(Structured figure records)
-- Begin --

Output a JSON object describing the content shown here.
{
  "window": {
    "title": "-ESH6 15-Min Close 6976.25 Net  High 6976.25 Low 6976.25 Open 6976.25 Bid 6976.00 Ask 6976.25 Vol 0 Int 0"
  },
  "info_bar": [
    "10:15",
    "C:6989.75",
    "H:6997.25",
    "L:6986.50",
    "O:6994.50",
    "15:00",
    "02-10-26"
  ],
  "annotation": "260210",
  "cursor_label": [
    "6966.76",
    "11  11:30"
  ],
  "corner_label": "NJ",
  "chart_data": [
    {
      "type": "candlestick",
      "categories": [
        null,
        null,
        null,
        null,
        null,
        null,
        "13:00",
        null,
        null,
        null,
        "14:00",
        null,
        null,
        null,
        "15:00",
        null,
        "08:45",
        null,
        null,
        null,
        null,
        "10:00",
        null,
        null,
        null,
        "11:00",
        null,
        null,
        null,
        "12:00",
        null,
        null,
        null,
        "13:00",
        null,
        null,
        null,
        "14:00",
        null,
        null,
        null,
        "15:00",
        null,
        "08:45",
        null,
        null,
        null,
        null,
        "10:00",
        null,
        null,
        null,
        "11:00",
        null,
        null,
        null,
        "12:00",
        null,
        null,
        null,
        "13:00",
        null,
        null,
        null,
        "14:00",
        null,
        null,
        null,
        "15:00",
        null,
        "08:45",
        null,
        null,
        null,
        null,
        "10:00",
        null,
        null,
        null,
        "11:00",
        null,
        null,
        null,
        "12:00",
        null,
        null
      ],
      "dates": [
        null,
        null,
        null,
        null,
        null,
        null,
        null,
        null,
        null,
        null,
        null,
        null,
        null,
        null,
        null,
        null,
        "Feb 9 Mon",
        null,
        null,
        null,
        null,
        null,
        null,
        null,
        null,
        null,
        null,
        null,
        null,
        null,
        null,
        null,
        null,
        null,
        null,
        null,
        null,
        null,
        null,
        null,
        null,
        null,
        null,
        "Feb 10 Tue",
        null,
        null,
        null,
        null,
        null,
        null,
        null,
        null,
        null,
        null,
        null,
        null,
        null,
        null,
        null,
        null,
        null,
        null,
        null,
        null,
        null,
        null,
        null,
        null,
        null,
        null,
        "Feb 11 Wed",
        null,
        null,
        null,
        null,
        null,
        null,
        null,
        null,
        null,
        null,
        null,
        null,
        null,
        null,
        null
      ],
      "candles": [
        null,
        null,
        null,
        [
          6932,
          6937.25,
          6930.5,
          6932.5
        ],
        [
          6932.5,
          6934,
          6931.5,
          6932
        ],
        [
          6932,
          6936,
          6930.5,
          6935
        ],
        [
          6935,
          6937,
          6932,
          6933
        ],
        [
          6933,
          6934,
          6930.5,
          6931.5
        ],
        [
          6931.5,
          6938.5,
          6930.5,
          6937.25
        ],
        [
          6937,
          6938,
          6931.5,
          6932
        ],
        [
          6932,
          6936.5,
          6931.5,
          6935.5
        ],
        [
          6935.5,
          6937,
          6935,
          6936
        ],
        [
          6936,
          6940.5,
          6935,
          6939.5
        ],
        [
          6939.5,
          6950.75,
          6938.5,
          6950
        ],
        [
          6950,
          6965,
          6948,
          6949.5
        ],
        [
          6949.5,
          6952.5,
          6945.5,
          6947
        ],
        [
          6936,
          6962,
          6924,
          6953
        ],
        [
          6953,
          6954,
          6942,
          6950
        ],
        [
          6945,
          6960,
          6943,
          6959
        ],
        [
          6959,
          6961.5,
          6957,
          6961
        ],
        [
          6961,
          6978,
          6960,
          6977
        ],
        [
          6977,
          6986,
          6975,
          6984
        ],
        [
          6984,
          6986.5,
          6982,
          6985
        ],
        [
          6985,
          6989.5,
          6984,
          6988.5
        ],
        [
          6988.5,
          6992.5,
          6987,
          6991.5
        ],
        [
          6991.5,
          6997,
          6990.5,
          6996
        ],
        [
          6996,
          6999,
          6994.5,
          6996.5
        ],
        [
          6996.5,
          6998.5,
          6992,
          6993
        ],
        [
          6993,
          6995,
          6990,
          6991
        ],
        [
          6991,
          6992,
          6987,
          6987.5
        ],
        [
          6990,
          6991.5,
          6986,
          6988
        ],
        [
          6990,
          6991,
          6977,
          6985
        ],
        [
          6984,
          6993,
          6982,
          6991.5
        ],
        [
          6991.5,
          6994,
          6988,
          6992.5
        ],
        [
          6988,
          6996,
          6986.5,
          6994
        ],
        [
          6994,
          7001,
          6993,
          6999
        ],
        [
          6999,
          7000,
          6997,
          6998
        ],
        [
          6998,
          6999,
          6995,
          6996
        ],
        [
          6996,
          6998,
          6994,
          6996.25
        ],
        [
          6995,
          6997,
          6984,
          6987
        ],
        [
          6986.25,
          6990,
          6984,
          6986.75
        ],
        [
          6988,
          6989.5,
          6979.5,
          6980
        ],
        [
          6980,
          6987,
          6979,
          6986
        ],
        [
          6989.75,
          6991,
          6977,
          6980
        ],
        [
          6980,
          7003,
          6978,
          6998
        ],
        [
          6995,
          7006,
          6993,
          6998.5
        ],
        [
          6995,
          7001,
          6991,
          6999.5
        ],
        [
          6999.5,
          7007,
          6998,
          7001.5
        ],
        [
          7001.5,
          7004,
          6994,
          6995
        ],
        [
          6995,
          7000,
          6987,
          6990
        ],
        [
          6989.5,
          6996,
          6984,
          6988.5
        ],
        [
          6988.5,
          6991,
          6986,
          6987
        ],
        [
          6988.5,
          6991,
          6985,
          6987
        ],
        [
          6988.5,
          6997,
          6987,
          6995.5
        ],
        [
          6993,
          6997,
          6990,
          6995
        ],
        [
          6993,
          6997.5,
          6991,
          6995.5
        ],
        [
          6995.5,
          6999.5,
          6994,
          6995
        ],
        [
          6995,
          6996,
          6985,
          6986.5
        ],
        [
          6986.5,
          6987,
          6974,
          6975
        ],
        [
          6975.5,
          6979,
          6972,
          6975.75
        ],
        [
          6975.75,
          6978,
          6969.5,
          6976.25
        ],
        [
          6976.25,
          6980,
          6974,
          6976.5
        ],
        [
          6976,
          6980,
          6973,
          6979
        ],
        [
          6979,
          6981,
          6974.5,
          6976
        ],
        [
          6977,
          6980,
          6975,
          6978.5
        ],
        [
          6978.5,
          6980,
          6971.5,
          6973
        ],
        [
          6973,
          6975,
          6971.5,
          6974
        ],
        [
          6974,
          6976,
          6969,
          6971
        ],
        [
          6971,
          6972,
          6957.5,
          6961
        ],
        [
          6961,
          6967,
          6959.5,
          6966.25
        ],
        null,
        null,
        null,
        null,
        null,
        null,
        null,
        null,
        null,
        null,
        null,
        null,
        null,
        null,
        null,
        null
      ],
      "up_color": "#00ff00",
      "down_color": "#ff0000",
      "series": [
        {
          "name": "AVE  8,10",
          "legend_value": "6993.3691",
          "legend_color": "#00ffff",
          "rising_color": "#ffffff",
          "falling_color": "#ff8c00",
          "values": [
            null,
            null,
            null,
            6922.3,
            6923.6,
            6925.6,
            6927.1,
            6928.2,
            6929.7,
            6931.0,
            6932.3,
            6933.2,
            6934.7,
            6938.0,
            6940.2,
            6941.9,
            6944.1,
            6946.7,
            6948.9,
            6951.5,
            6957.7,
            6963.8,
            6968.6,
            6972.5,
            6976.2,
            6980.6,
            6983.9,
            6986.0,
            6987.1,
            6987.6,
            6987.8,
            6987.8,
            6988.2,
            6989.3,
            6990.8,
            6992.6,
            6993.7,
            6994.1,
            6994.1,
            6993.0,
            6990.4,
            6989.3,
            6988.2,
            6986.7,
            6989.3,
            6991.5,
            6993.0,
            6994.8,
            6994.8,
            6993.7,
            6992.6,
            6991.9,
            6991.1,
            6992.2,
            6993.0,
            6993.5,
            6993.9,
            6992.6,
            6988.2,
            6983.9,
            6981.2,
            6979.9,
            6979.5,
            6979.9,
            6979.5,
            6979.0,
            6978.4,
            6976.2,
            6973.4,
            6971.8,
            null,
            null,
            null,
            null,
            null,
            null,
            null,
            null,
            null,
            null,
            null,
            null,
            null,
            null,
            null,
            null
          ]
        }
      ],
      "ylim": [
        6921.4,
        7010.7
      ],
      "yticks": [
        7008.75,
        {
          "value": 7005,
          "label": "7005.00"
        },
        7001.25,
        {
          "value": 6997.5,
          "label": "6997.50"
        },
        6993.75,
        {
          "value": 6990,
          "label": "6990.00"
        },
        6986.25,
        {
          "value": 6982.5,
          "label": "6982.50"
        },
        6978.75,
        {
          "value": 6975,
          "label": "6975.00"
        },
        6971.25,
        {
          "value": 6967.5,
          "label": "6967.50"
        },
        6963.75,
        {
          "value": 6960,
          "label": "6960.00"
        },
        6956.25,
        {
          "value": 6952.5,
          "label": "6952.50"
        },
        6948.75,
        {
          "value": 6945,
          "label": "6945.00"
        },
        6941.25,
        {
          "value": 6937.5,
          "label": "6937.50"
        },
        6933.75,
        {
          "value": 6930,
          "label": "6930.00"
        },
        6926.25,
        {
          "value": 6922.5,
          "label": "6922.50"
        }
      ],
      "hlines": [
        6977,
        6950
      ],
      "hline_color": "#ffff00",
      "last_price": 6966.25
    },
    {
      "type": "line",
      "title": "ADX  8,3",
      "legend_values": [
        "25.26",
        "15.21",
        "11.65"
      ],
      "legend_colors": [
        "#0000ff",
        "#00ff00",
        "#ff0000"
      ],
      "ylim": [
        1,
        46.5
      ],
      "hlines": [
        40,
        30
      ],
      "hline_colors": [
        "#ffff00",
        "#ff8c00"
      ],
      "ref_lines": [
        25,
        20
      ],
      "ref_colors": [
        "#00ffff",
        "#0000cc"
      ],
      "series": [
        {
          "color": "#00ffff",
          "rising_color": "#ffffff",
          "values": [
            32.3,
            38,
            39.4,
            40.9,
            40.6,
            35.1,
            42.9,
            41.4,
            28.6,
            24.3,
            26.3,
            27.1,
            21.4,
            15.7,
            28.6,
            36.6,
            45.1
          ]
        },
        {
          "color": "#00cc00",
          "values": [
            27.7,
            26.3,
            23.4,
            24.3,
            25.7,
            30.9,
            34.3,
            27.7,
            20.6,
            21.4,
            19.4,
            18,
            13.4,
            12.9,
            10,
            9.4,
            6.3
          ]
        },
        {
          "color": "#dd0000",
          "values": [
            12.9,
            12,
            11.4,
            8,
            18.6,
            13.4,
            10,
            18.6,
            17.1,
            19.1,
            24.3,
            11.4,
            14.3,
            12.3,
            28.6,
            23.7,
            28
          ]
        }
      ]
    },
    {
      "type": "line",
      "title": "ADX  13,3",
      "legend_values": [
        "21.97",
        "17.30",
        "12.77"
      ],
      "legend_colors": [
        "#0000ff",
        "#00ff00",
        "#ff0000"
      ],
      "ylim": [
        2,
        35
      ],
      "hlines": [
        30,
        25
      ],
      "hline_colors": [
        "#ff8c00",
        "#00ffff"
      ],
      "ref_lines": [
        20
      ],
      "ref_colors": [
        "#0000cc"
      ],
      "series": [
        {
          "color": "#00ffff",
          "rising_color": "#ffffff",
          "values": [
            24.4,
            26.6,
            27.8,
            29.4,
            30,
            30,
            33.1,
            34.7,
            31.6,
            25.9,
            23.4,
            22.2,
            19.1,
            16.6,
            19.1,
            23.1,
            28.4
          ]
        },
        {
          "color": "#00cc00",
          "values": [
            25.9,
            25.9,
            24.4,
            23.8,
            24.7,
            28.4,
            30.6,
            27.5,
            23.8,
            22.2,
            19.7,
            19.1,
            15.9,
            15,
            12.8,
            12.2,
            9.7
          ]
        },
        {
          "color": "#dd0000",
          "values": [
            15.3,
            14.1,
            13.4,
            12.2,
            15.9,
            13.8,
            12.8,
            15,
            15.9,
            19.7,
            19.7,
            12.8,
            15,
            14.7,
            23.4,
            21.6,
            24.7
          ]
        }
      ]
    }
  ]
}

-- End --

Stated task:
Pick each line holding the word "title" out of the listing.

Solved exercise:
    "title": "-ESH6 15-Min Close 6976.25 Net  High 6976.25 Low 6976.25 Open 6976.25 Bid 6976.00 Ask 6976.25 Vol 0 Int 0"
      "title": "ADX  8,3",
      "title": "ADX  13,3",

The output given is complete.